## Set task:
Drop the pictures, then extract the listing word for word.

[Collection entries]
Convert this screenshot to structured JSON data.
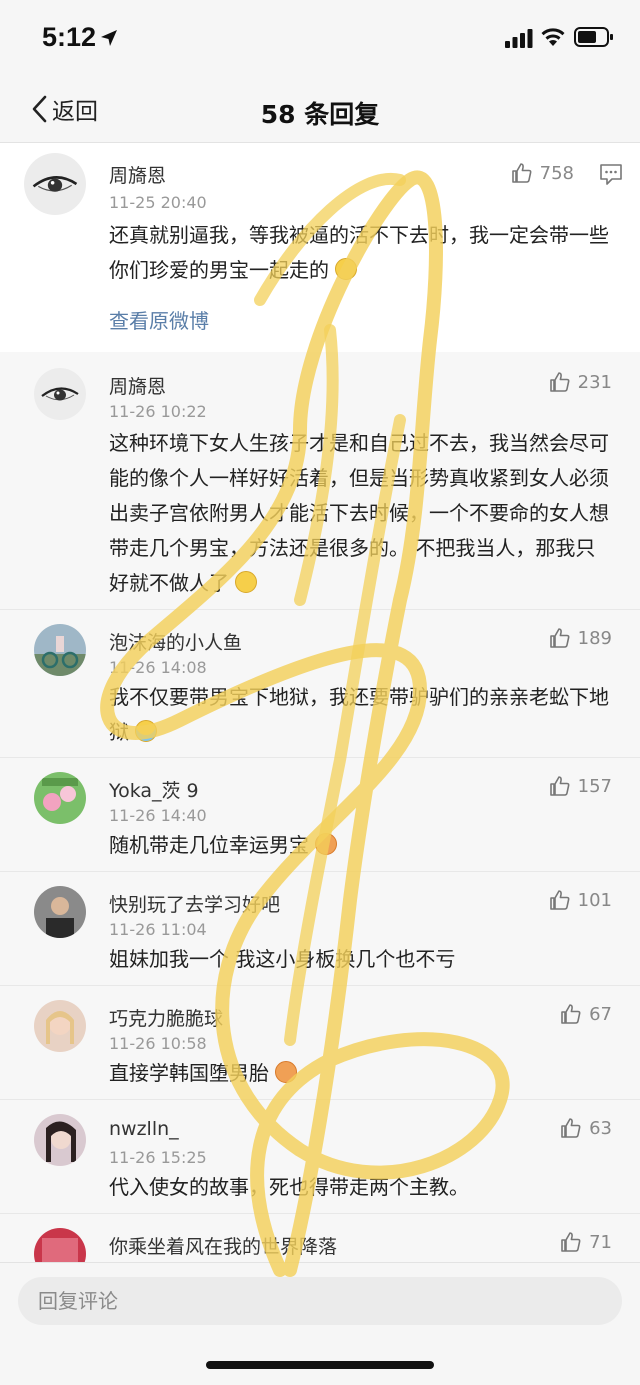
{
  "status_bar": {
    "time": "5:12"
  },
  "nav": {
    "back_label": "返回",
    "title": "58 条回复"
  },
  "original": {
    "name": "周旖恩",
    "time": "11-25 20:40",
    "text": "还真就别逼我，等我被逼的活不下去时，我一定会带一些你们珍爱的男宝一起走的",
    "likes": "758",
    "view_original": "查看原微博"
  },
  "comments": [
    {
      "name": "周旖恩",
      "time": "11-26 10:22",
      "likes": "231",
      "text": "这种环境下女人生孩子才是和自己过不去，我当然会尽可能的像个人一样好好活着，但是当形势真收紧到女人必须出卖子宫依附男人才能活下去时候，一个不要命的女人想带走几个男宝，方法还是很多的。 不把我当人，那我只好就不做人了"
    },
    {
      "name": "泡沫海的小人鱼",
      "time": "11-26 14:08",
      "likes": "189",
      "text": "我不仅要带男宝下地狱，我还要带驴驴们的亲亲老蚣下地狱"
    },
    {
      "name": "Yoka_茨 9",
      "time": "11-26 14:40",
      "likes": "157",
      "text": "随机带走几位幸运男宝"
    },
    {
      "name": "快别玩了去学习好吧",
      "time": "11-26 11:04",
      "likes": "101",
      "text": "姐妹加我一个 我这小身板换几个也不亏"
    },
    {
      "name": "巧克力脆脆球",
      "time": "11-26 10:58",
      "likes": "67",
      "text": "直接学韩国堕男胎"
    },
    {
      "name": "nwzlln_",
      "time": "11-26 15:25",
      "likes": "63",
      "text": "代入使女的故事，死也得带走两个主教。"
    },
    {
      "name": "你乘坐着风在我的世界降落",
      "time": "",
      "likes": "71",
      "text": ""
    }
  ],
  "reply_bar": {
    "placeholder": "回复评论"
  },
  "colors": {
    "link": "#5a7ea8",
    "scribble": "#f3d05a"
  }
}
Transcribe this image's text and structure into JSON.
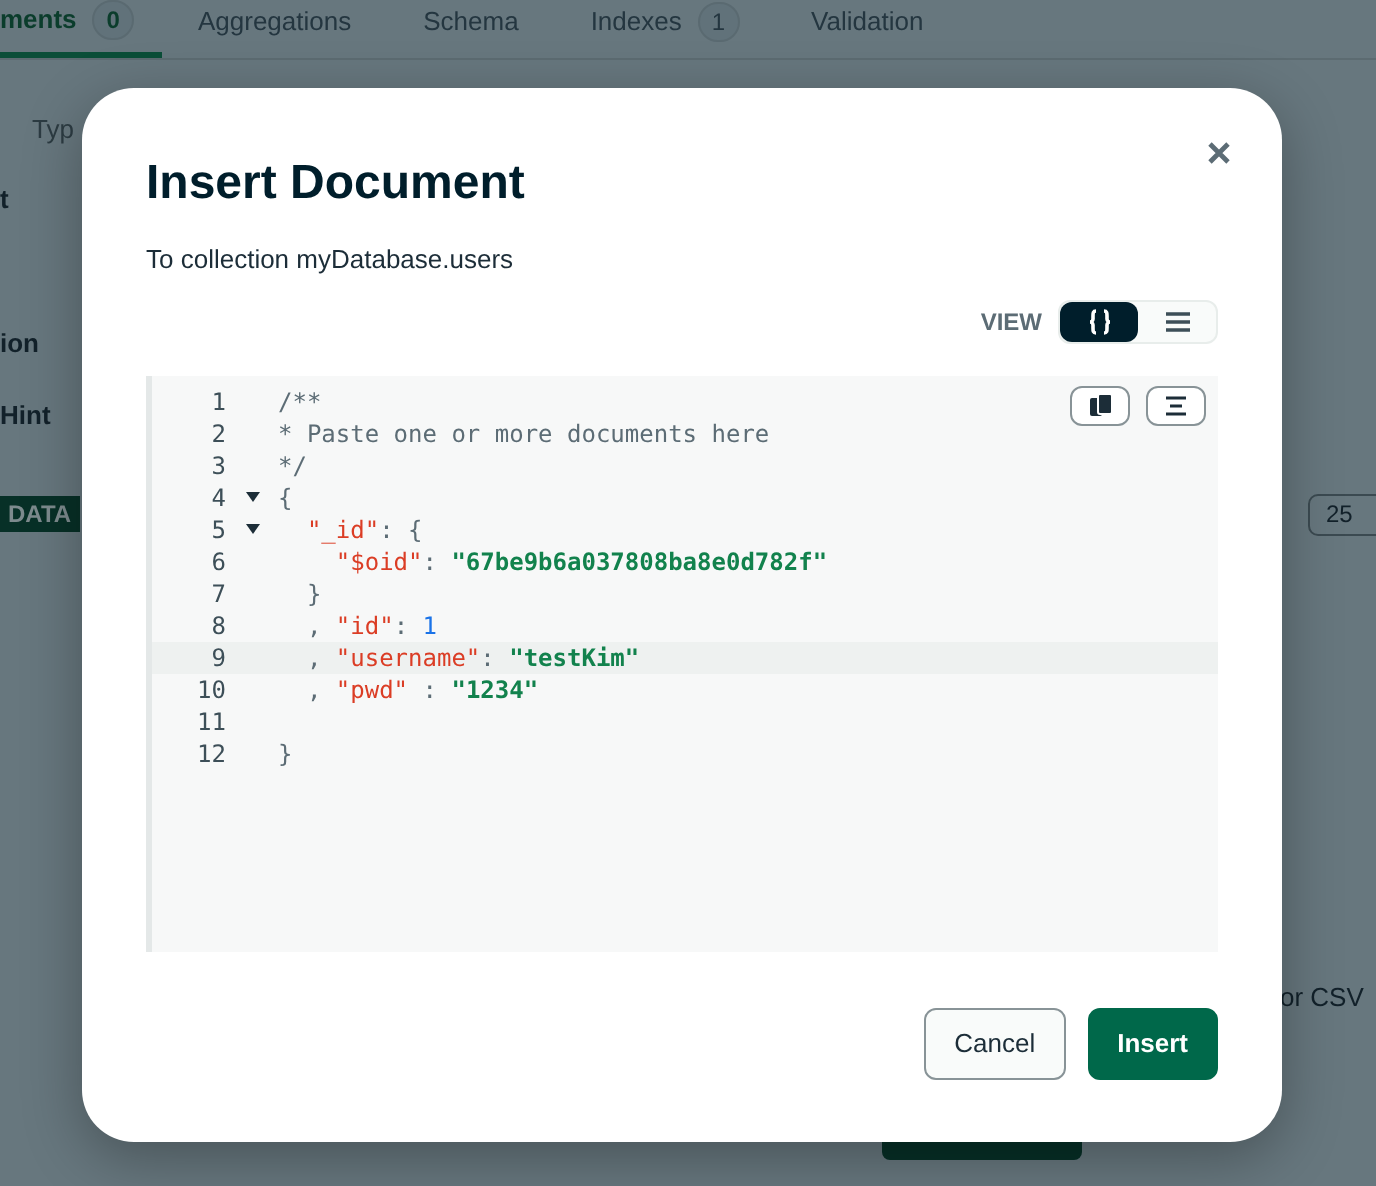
{
  "background": {
    "tabs": [
      {
        "label": "ments",
        "badge": "0",
        "selected": true
      },
      {
        "label": "Aggregations",
        "selected": false
      },
      {
        "label": "Schema",
        "selected": false
      },
      {
        "label": "Indexes",
        "badge": "1",
        "selected": false
      },
      {
        "label": "Validation",
        "selected": false
      }
    ],
    "filter_placeholder": "Typ",
    "side_labels": [
      "t",
      "ion",
      "Hint"
    ],
    "add_data_button": "DATA",
    "page_size": "25",
    "import_hint": "or CSV"
  },
  "dialog": {
    "title": "Insert Document",
    "subtitle": "To collection myDatabase.users",
    "view_label": "VIEW",
    "view_options": [
      {
        "kind": "json",
        "selected": true
      },
      {
        "kind": "list",
        "selected": false
      }
    ],
    "code_lines": [
      {
        "number": "1",
        "fold": false,
        "highlighted": false,
        "tokens": [
          {
            "kind": "comment",
            "text": "/**"
          }
        ]
      },
      {
        "number": "2",
        "fold": false,
        "highlighted": false,
        "tokens": [
          {
            "kind": "comment",
            "text": "* Paste one or more documents here"
          }
        ]
      },
      {
        "number": "3",
        "fold": false,
        "highlighted": false,
        "tokens": [
          {
            "kind": "comment",
            "text": "*/"
          }
        ]
      },
      {
        "number": "4",
        "fold": true,
        "highlighted": false,
        "tokens": [
          {
            "kind": "punct",
            "text": "{"
          }
        ]
      },
      {
        "number": "5",
        "fold": true,
        "highlighted": false,
        "tokens": [
          {
            "kind": "key",
            "text": "  \"_id\""
          },
          {
            "kind": "punct",
            "text": ": {"
          }
        ]
      },
      {
        "number": "6",
        "fold": false,
        "highlighted": false,
        "tokens": [
          {
            "kind": "key",
            "text": "    \"$oid\""
          },
          {
            "kind": "punct",
            "text": ": "
          },
          {
            "kind": "string",
            "text": "\"67be9b6a037808ba8e0d782f\""
          }
        ]
      },
      {
        "number": "7",
        "fold": false,
        "highlighted": false,
        "tokens": [
          {
            "kind": "punct",
            "text": "  }"
          }
        ]
      },
      {
        "number": "8",
        "fold": false,
        "highlighted": false,
        "tokens": [
          {
            "kind": "punct",
            "text": "  , "
          },
          {
            "kind": "key",
            "text": "\"id\""
          },
          {
            "kind": "punct",
            "text": ": "
          },
          {
            "kind": "number",
            "text": "1"
          }
        ]
      },
      {
        "number": "9",
        "fold": false,
        "highlighted": true,
        "tokens": [
          {
            "kind": "punct",
            "text": "  , "
          },
          {
            "kind": "key",
            "text": "\"username\""
          },
          {
            "kind": "punct",
            "text": ": "
          },
          {
            "kind": "string",
            "text": "\"testKim\""
          }
        ]
      },
      {
        "number": "10",
        "fold": false,
        "highlighted": false,
        "tokens": [
          {
            "kind": "punct",
            "text": "  , "
          },
          {
            "kind": "key",
            "text": "\"pwd\""
          },
          {
            "kind": "punct",
            "text": " : "
          },
          {
            "kind": "string",
            "text": "\"1234\""
          }
        ]
      },
      {
        "number": "11",
        "fold": false,
        "highlighted": false
      },
      {
        "number": "12",
        "fold": false,
        "highlighted": false,
        "tokens": [
          {
            "kind": "punct",
            "text": "}"
          }
        ]
      }
    ],
    "buttons": [
      {
        "kind": "secondary",
        "label": "Cancel"
      },
      {
        "kind": "primary",
        "label": "Insert"
      }
    ]
  }
}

## Full response:
Convert this screenshot to structured JSON data.
{
  "status_bar": {
    "time": "5:12"
  },
  "nav": {
    "back_label": "返回",
    "title": "58 条回复"
  },
  "original": {
    "name": "周旖恩",
    "time": "11-25 20:40",
    "text": "还真就别逼我，等我被逼的活不下去时，我一定会带一些你们珍爱的男宝一起走的",
    "likes": "758",
    "view_original": "查看原微博"
  },
  "comments": [
    {
      "name": "周旖恩",
      "time": "11-26 10:22",
      "likes": "231",
      "text": "这种环境下女人生孩子才是和自己过不去，我当然会尽可能的像个人一样好好活着，但是当形势真收紧到女人必须出卖子宫依附男人才能活下去时候，一个不要命的女人想带走几个男宝，方法还是很多的。 不把我当人，那我只好就不做人了"
    },
    {
      "name": "泡沫海的小人鱼",
      "time": "11-26 14:08",
      "likes": "189",
      "text": "我不仅要带男宝下地狱，我还要带驴驴们的亲亲老蚣下地狱"
    },
    {
      "name": "Yoka_茨 9",
      "time": "11-26 14:40",
      "likes": "157",
      "text": "随机带走几位幸运男宝"
    },
    {
      "name": "快别玩了去学习好吧",
      "time": "11-26 11:04",
      "likes": "101",
      "text": "姐妹加我一个 我这小身板换几个也不亏"
    },
    {
      "name": "巧克力脆脆球",
      "time": "11-26 10:58",
      "likes": "67",
      "text": "直接学韩国堕男胎"
    },
    {
      "name": "nwzlln_",
      "time": "11-26 15:25",
      "likes": "63",
      "text": "代入使女的故事，死也得带走两个主教。"
    },
    {
      "name": "你乘坐着风在我的世界降落",
      "time": "",
      "likes": "71",
      "text": ""
    }
  ],
  "reply_bar": {
    "placeholder": "回复评论"
  },
  "colors": {
    "link": "#5a7ea8",
    "scribble": "#f3d05a"
  }
}
Transcribe this image's text and structure into JSON.
{
  "background": {
    "tabs": [
      {
        "label": "ments",
        "badge": "0",
        "selected": true
      },
      {
        "label": "Aggregations",
        "selected": false
      },
      {
        "label": "Schema",
        "selected": false
      },
      {
        "label": "Indexes",
        "badge": "1",
        "selected": false
      },
      {
        "label": "Validation",
        "selected": false
      }
    ],
    "filter_placeholder": "Typ",
    "side_labels": [
      "t",
      "ion",
      "Hint"
    ],
    "add_data_button": "DATA",
    "page_size": "25",
    "import_hint": "or CSV"
  },
  "dialog": {
    "title": "Insert Document",
    "subtitle": "To collection myDatabase.users",
    "view_label": "VIEW",
    "view_options": [
      {
        "kind": "json",
        "selected": true
      },
      {
        "kind": "list",
        "selected": false
      }
    ],
    "code_lines": [
      {
        "number": "1",
        "fold": false,
        "highlighted": false,
        "tokens": [
          {
            "kind": "comment",
            "text": "/**"
          }
        ]
      },
      {
        "number": "2",
        "fold": false,
        "highlighted": false,
        "tokens": [
          {
            "kind": "comment",
            "text": "* Paste one or more documents here"
          }
        ]
      },
      {
        "number": "3",
        "fold": false,
        "highlighted": false,
        "tokens": [
          {
            "kind": "comment",
            "text": "*/"
          }
        ]
      },
      {
        "number": "4",
        "fold": true,
        "highlighted": false,
        "tokens": [
          {
            "kind": "punct",
            "text": "{"
          }
        ]
      },
      {
        "number": "5",
        "fold": true,
        "highlighted": false,
        "tokens": [
          {
            "kind": "key",
            "text": "  \"_id\""
          },
          {
            "kind": "punct",
            "text": ": {"
          }
        ]
      },
      {
        "number": "6",
        "fold": false,
        "highlighted": false,
        "tokens": [
          {
            "kind": "key",
            "text": "    \"$oid\""
          },
          {
            "kind": "punct",
            "text": ": "
          },
          {
            "kind": "string",
            "text": "\"67be9b6a037808ba8e0d782f\""
          }
        ]
      },
      {
        "number": "7",
        "fold": false,
        "highlighted": false,
        "tokens": [
          {
            "kind": "punct",
            "text": "  }"
          }
        ]
      },
      {
        "number": "8",
        "fold": false,
        "highlighted": false,
        "tokens": [
          {
            "kind": "punct",
            "text": "  , "
          },
          {
            "kind": "key",
            "text": "\"id\""
          },
          {
            "kind": "punct",
            "text": ": "
          },
          {
            "kind": "number",
            "text": "1"
          }
        ]
      },
      {
        "number": "9",
        "fold": false,
        "highlighted": true,
        "tokens": [
          {
            "kind": "punct",
            "text": "  , "
          },
          {
            "kind": "key",
            "text": "\"username\""
          },
          {
            "kind": "punct",
            "text": ": "
          },
          {
            "kind": "string",
            "text": "\"testKim\""
          }
        ]
      },
      {
        "number": "10",
        "fold": false,
        "highlighted": false,
        "tokens": [
          {
            "kind": "punct",
            "text": "  , "
          },
          {
            "kind": "key",
            "text": "\"pwd\""
          },
          {
            "kind": "punct",
            "text": " : "
          },
          {
            "kind": "string",
            "text": "\"1234\""
          }
        ]
      },
      {
        "number": "11",
        "fold": false,
        "highlighted": false
      },
      {
        "number": "12",
        "fold": false,
        "highlighted": false,
        "tokens": [
          {
            "kind": "punct",
            "text": "}"
          }
        ]
      }
    ],
    "buttons": [
      {
        "kind": "secondary",
        "label": "Cancel"
      },
      {
        "kind": "primary",
        "label": "Insert"
      }
    ]
  }
}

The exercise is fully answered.